■ MATERIAL PROVIDED ■

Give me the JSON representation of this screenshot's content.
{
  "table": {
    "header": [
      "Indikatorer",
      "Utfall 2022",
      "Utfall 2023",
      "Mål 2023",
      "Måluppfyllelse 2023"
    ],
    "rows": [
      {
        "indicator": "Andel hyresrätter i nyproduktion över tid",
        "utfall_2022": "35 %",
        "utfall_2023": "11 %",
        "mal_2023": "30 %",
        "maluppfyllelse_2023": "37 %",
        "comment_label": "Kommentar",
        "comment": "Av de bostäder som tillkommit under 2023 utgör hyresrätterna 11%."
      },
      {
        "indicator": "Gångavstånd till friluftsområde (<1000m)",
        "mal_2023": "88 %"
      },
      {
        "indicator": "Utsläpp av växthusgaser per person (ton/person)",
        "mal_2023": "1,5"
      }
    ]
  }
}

■ PROBLEM DETAILS ■
Report the number of lines of the listing above that hold the string "indicator", with no other text.

■ SOLUTION ■
3